** START OF Entries shown **

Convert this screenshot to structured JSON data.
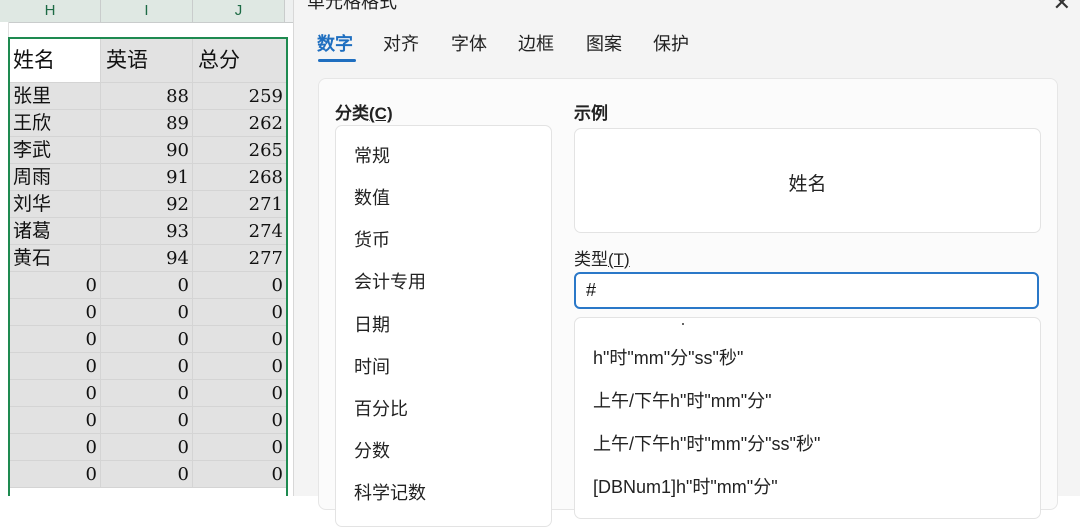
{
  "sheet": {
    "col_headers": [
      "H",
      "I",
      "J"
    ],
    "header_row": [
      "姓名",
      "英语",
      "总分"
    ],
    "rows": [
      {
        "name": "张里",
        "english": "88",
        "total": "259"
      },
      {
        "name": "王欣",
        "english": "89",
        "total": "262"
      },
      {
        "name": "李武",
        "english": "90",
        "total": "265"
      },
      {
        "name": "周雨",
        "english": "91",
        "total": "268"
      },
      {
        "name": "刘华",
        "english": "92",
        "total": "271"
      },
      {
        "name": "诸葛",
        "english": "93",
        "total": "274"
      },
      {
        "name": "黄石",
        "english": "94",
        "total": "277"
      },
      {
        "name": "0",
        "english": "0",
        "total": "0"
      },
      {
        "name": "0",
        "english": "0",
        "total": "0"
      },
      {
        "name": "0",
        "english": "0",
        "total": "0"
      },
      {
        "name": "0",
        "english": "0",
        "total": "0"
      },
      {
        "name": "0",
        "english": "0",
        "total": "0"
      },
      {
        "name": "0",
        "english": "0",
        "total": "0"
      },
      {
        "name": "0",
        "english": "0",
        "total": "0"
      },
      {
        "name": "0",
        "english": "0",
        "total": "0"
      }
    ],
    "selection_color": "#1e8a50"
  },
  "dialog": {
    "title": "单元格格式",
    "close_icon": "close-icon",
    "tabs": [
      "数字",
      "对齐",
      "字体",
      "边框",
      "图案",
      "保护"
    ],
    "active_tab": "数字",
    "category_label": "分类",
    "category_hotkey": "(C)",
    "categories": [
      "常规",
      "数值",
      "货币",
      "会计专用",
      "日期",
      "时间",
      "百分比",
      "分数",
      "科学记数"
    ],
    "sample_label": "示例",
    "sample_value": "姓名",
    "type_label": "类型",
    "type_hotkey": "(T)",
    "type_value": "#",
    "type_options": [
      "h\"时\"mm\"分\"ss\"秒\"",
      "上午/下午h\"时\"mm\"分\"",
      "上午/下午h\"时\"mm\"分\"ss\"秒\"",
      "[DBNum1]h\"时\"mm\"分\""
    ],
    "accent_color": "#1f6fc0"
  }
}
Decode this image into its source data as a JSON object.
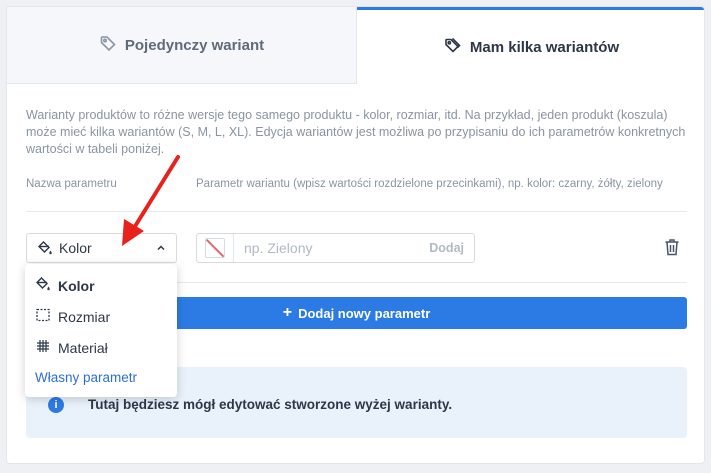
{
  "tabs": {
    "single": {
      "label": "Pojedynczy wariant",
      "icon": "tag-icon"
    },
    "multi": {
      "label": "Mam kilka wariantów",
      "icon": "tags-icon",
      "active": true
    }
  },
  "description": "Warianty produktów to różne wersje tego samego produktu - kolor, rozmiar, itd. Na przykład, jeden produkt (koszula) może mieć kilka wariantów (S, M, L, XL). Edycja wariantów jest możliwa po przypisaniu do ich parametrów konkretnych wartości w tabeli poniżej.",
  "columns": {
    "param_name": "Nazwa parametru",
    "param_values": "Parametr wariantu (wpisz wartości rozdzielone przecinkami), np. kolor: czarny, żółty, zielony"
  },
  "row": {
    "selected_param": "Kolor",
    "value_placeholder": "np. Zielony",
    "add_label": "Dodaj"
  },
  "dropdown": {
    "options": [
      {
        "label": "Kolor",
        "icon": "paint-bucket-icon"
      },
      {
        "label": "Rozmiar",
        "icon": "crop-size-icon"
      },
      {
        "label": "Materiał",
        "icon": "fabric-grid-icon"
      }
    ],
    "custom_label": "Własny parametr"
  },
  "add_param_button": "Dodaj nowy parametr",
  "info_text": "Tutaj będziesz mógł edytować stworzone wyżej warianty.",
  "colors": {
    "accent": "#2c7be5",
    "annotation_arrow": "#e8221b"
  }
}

** END OF Entries shown **
** START OF Entries shown **

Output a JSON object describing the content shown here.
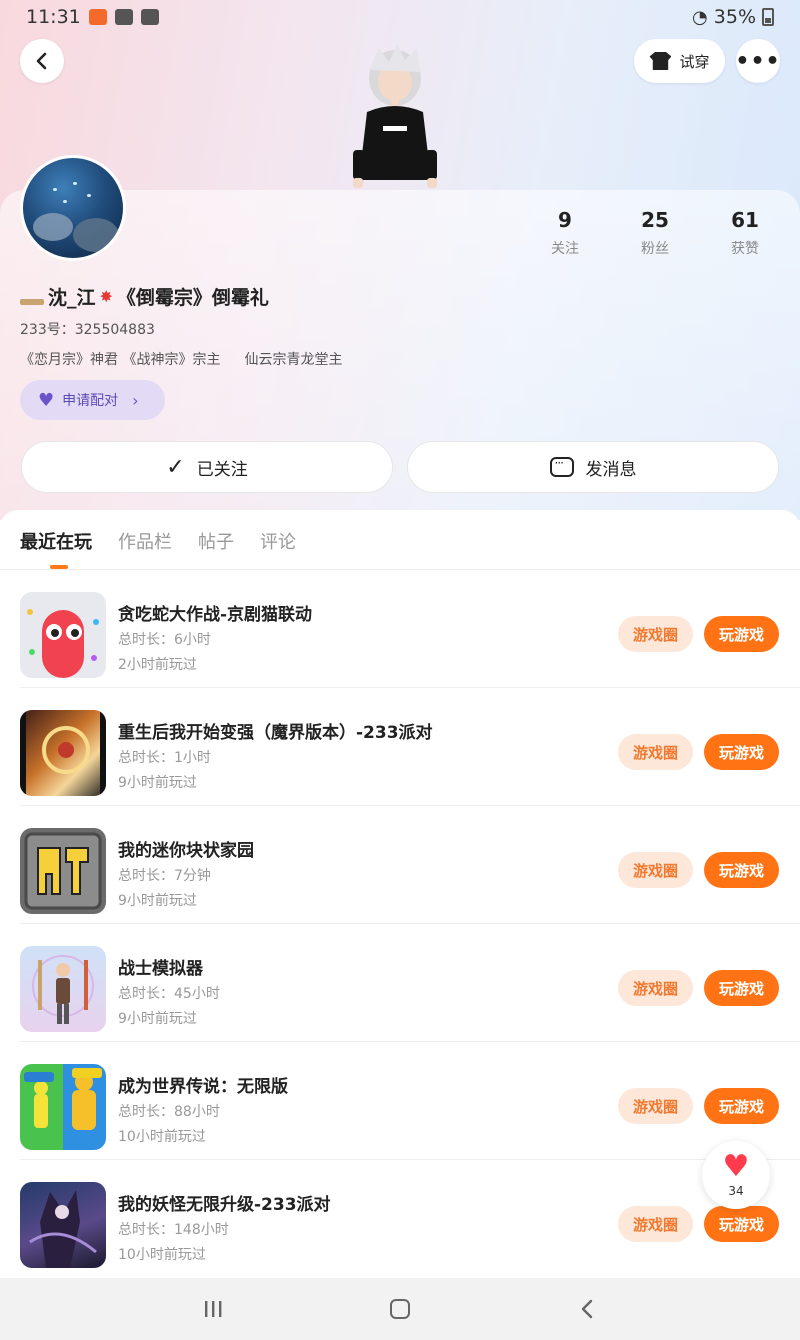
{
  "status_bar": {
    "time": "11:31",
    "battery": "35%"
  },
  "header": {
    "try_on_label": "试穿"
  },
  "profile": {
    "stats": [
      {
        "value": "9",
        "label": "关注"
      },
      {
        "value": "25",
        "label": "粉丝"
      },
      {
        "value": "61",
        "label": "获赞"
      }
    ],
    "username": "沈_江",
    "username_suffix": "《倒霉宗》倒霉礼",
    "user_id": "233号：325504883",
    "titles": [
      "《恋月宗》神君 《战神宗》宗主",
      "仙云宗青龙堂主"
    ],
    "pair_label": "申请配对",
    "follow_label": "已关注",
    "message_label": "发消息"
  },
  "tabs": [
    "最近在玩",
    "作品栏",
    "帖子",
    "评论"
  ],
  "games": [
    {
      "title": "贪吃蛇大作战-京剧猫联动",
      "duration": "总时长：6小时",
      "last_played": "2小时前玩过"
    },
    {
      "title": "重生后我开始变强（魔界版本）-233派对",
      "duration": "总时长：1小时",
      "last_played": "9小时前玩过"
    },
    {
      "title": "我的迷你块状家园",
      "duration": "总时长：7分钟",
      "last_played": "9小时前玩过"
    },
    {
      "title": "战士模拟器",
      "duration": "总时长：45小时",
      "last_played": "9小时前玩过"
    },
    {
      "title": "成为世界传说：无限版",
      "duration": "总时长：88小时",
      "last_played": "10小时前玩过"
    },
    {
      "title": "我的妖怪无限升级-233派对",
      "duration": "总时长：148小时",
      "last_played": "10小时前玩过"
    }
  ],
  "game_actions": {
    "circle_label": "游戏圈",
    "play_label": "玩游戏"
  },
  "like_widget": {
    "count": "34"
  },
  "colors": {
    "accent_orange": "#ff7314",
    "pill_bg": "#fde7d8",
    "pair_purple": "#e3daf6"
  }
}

** END OF Entries shown **

» **Written exercise**
Gather each line from the listing above that holds "object".

» **Solution for this task**
Decode this image into its source data as a JSON object.
Output a JSON object describing the content shown here.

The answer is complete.